» **STATED GOAL**:
Return the material word for word. Do not include the pictures.

'''

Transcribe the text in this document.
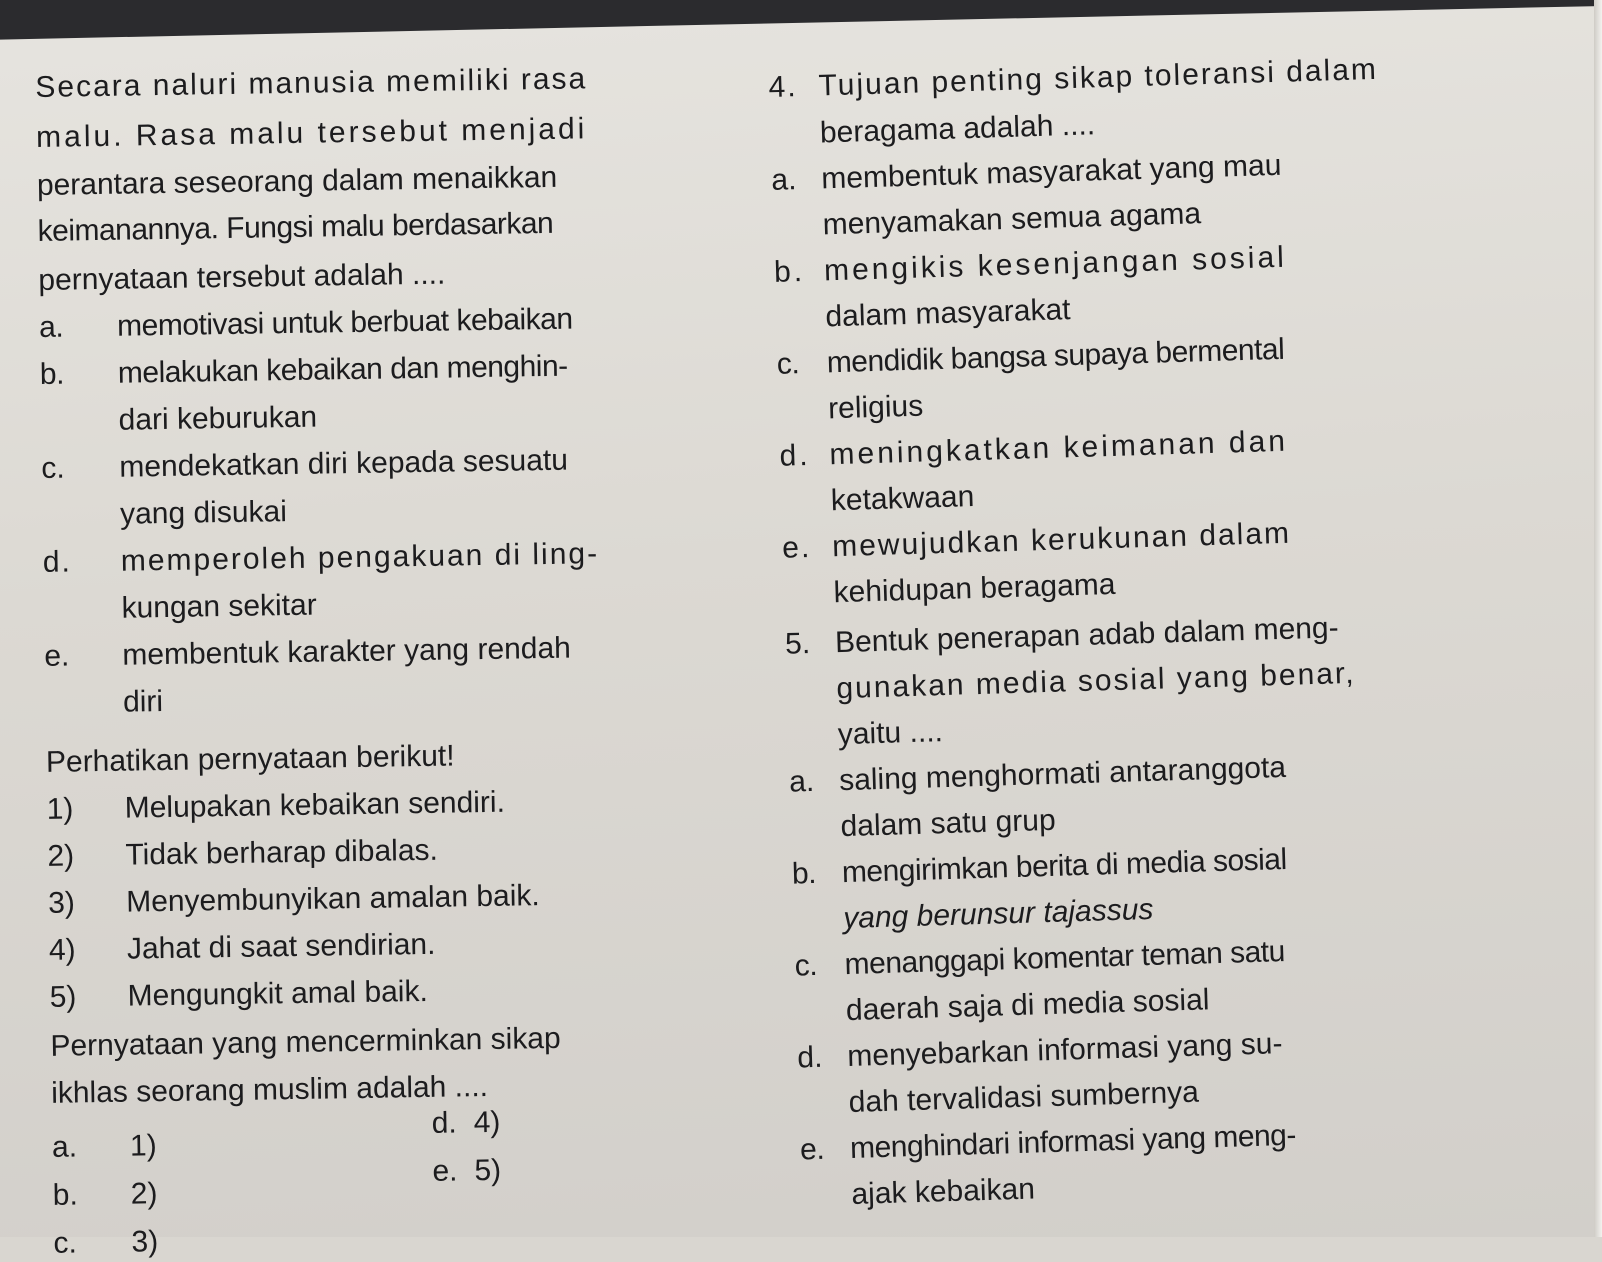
Secara naluri manusia memiliki rasa
malu. Rasa malu tersebut menjadi
perantara seseorang dalam menaikkan
keimanannya. Fungsi malu berdasarkan
pernyataan tersebut adalah ....
a. memotivasi untuk berbuat kebaikan
b. melakukan kebaikan dan menghin-
dari keburukan
c. mendekatkan diri kepada sesuatu
yang disukai
d. memperoleh pengakuan di ling-
kungan sekitar
e. membentuk karakter yang rendah
diri
Perhatikan pernyataan berikut!
1) Melupakan kebaikan sendiri.
2) Tidak berharap dibalas.
3) Menyembunyikan amalan baik.
4) Jahat di saat sendirian.
5) Mengungkit amal baik.
Pernyataan yang mencerminkan sikap
ikhlas seorang muslim adalah ....
a. 1)
b. 2)
c. 3)
d. 4)
e. 5)
4. Tujuan penting sikap toleransi dalam
beragama adalah ....
a. membentuk masyarakat yang mau
menyamakan semua agama
b. mengikis kesenjangan sosial
dalam masyarakat
c. mendidik bangsa supaya bermental
religius
d. meningkatkan keimanan dan
ketakwaan
e. mewujudkan kerukunan dalam
kehidupan beragama
5. Bentuk penerapan adab dalam meng-
gunakan media sosial yang benar,
yaitu ....
a. saling menghormati antaranggota
dalam satu grup
b. mengirimkan berita di media sosial
yang berunsur tajassus
c. menanggapi komentar teman satu
daerah saja di media sosial
d. menyebarkan informasi yang su-
dah tervalidasi sumbernya
e. menghindari informasi yang meng-
ajak kebaikan
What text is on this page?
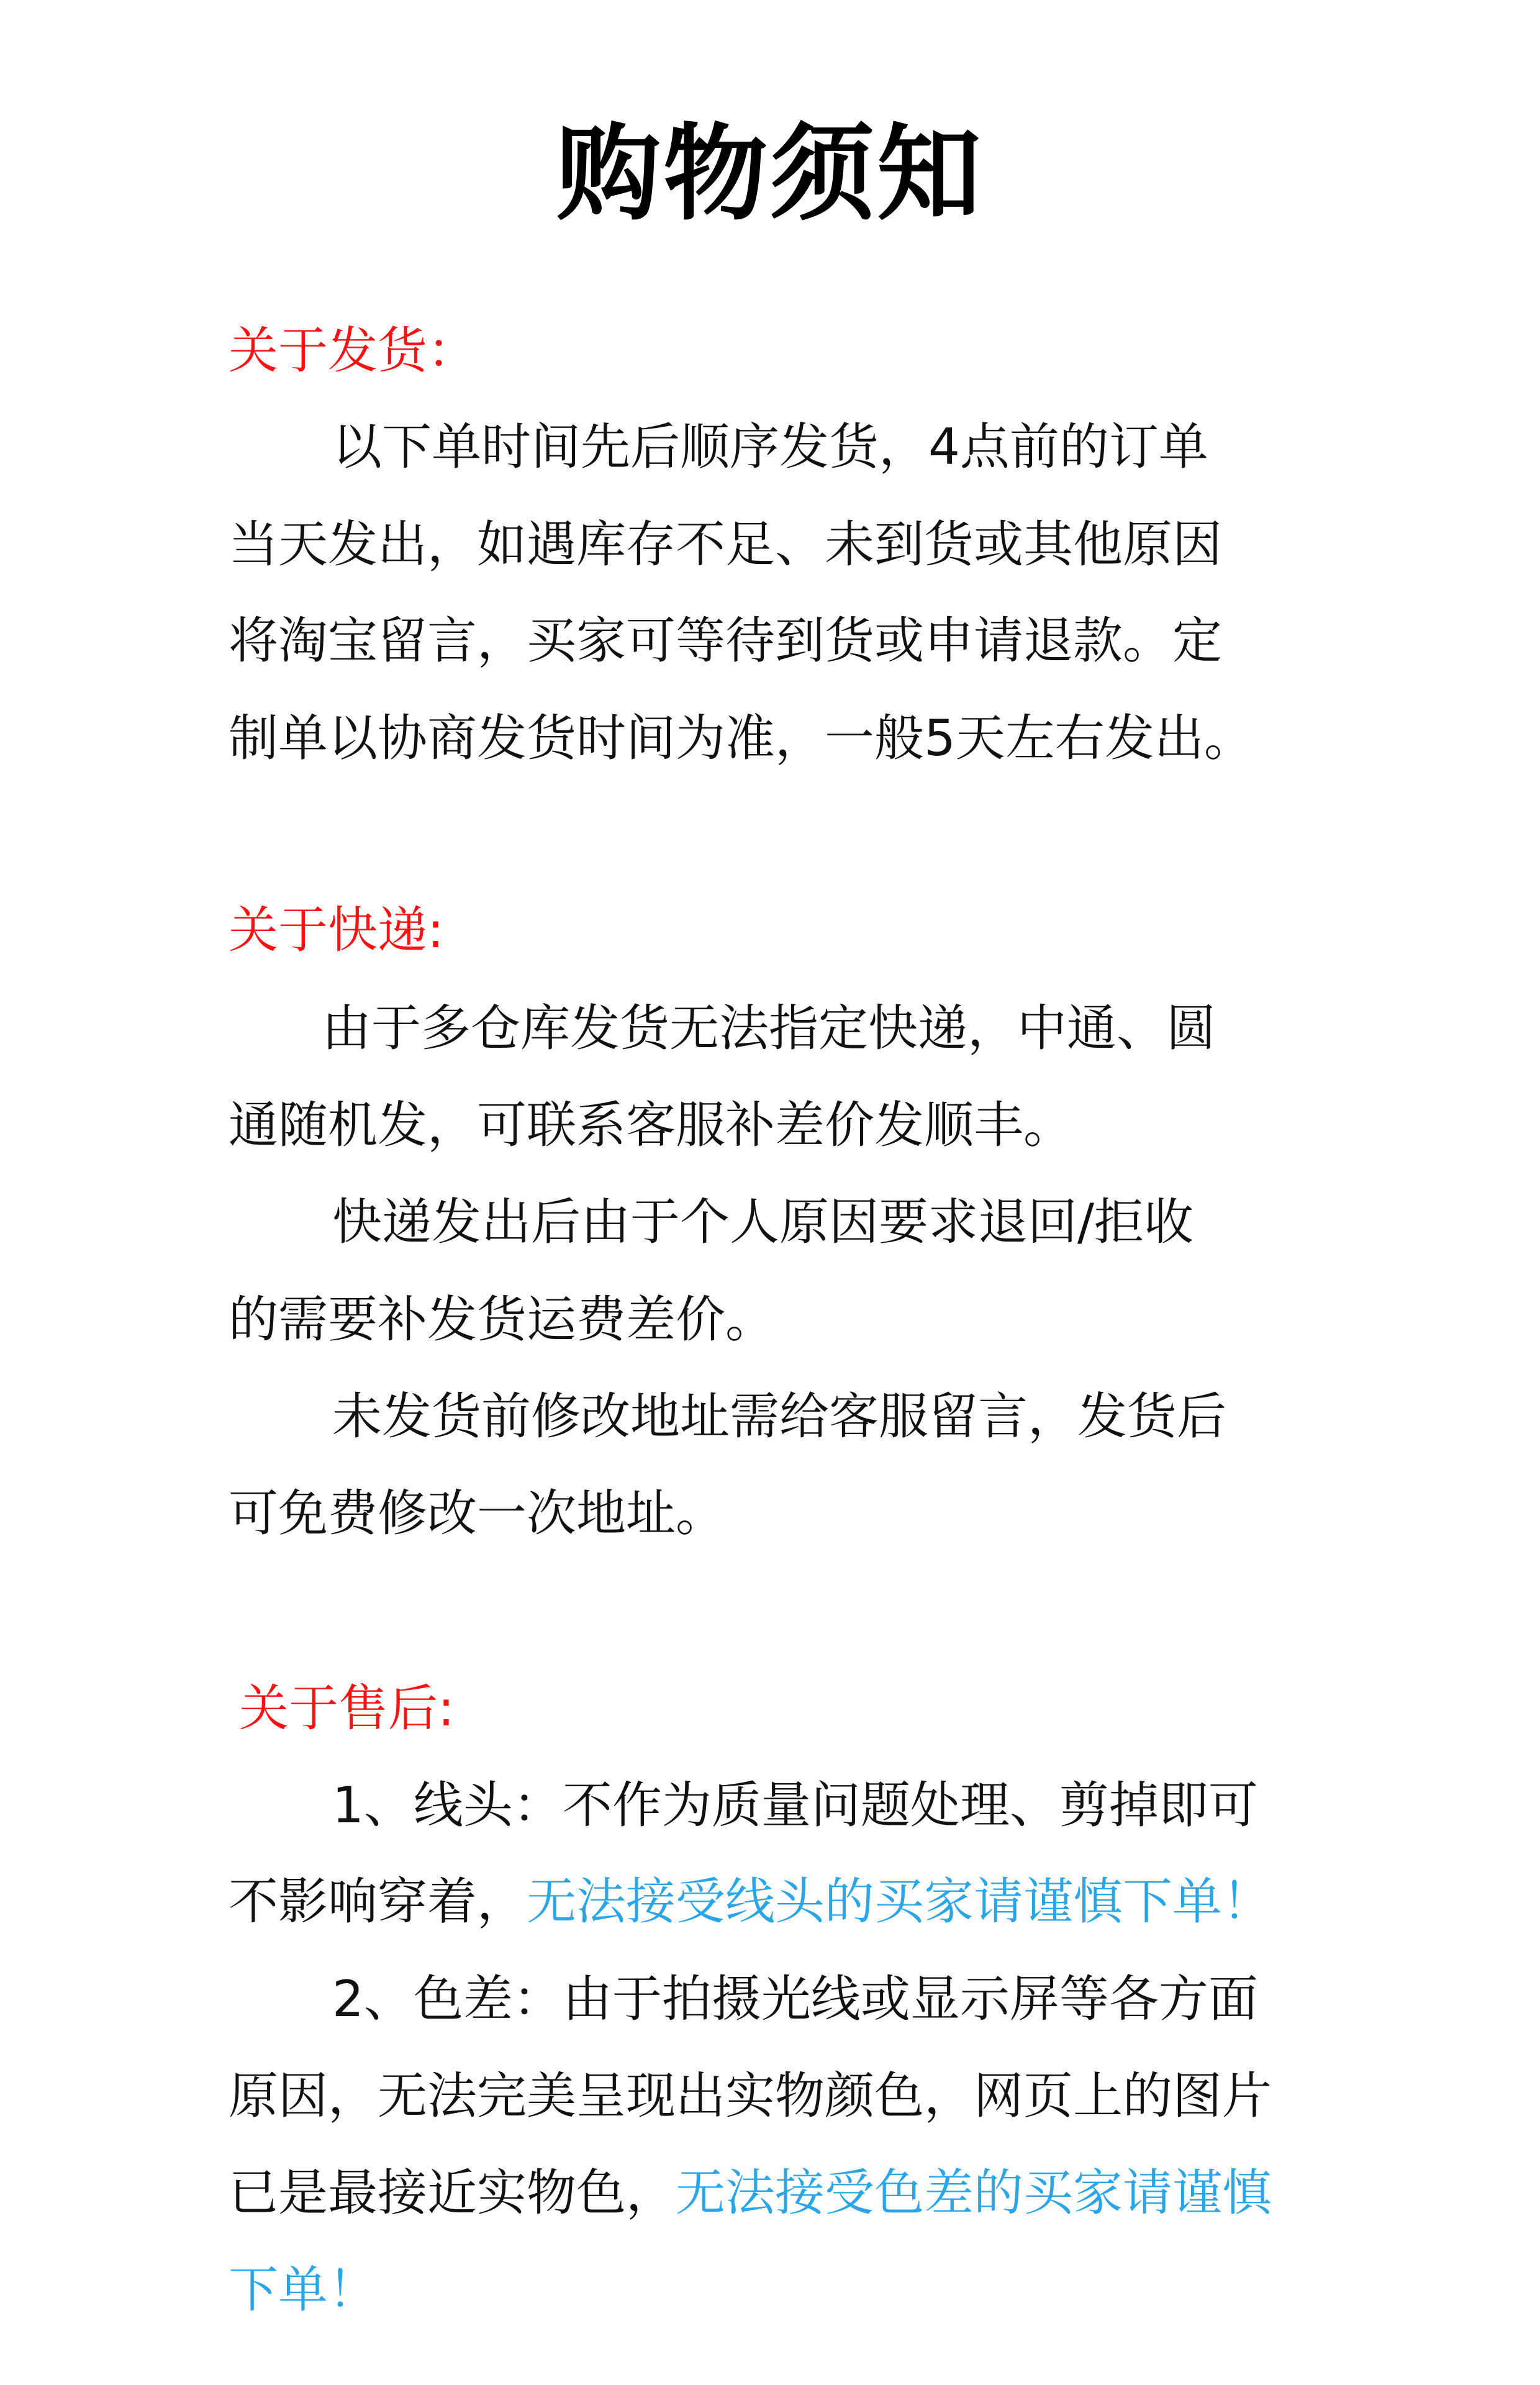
购物须知
关于发货：
以下单时间先后顺序发货，4点前的订单
当天发出，如遇库存不足、未到货或其他原因
将淘宝留言，买家可等待到货或申请退款。定
制单以协商发货时间为准，一般5天左右发出。
关于快递:
由于多仓库发货无法指定快递，中通、圆
通随机发，可联系客服补差价发顺丰。
快递发出后由于个人原因要求退回/拒收
的需要补发货运费差价。
未发货前修改地址需给客服留言，发货后
可免费修改一次地址。
关于售后:
1、线头：不作为质量问题处理、剪掉即可
不影响穿着，无法接受线头的买家请谨慎下单！
2、色差：由于拍摄光线或显示屏等各方面
原因，无法完美呈现出实物颜色，网页上的图片
已是最接近实物色，无法接受色差的买家请谨慎
下单！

'''

» **SOLUTION FOR THIS PROBLEM**:
Transcribe the text in this document.
Secara naluri manusia memiliki rasa
malu. Rasa malu tersebut menjadi
perantara seseorang dalam menaikkan
keimanannya. Fungsi malu berdasarkan
pernyataan tersebut adalah ....
a. memotivasi untuk berbuat kebaikan
b. melakukan kebaikan dan menghin-
dari keburukan
c. mendekatkan diri kepada sesuatu
yang disukai
d. memperoleh pengakuan di ling-
kungan sekitar
e. membentuk karakter yang rendah
diri
Perhatikan pernyataan berikut!
1) Melupakan kebaikan sendiri.
2) Tidak berharap dibalas.
3) Menyembunyikan amalan baik.
4) Jahat di saat sendirian.
5) Mengungkit amal baik.
Pernyataan yang mencerminkan sikap
ikhlas seorang muslim adalah ....
a. 1)
b. 2)
c. 3)
d. 4)
e. 5)
4. Tujuan penting sikap toleransi dalam
beragama adalah ....
a. membentuk masyarakat yang mau
menyamakan semua agama
b. mengikis kesenjangan sosial
dalam masyarakat
c. mendidik bangsa supaya bermental
religius
d. meningkatkan keimanan dan
ketakwaan
e. mewujudkan kerukunan dalam
kehidupan beragama
5. Bentuk penerapan adab dalam meng-
gunakan media sosial yang benar,
yaitu ....
a. saling menghormati antaranggota
dalam satu grup
b. mengirimkan berita di media sosial
yang berunsur tajassus
c. menanggapi komentar teman satu
daerah saja di media sosial
d. menyebarkan informasi yang su-
dah tervalidasi sumbernya
e. menghindari informasi yang meng-
ajak kebaikan
What text is on this page?
购物须知
关于发货：
以下单时间先后顺序发货，4点前的订单
当天发出，如遇库存不足、未到货或其他原因
将淘宝留言，买家可等待到货或申请退款。定
制单以协商发货时间为准，一般5天左右发出。
关于快递:
由于多仓库发货无法指定快递，中通、圆
通随机发，可联系客服补差价发顺丰。
快递发出后由于个人原因要求退回/拒收
的需要补发货运费差价。
未发货前修改地址需给客服留言，发货后
可免费修改一次地址。
关于售后:
1、线头：不作为质量问题处理、剪掉即可
不影响穿着，无法接受线头的买家请谨慎下单！
2、色差：由于拍摄光线或显示屏等各方面
原因，无法完美呈现出实物颜色，网页上的图片
已是最接近实物色，无法接受色差的买家请谨慎
下单！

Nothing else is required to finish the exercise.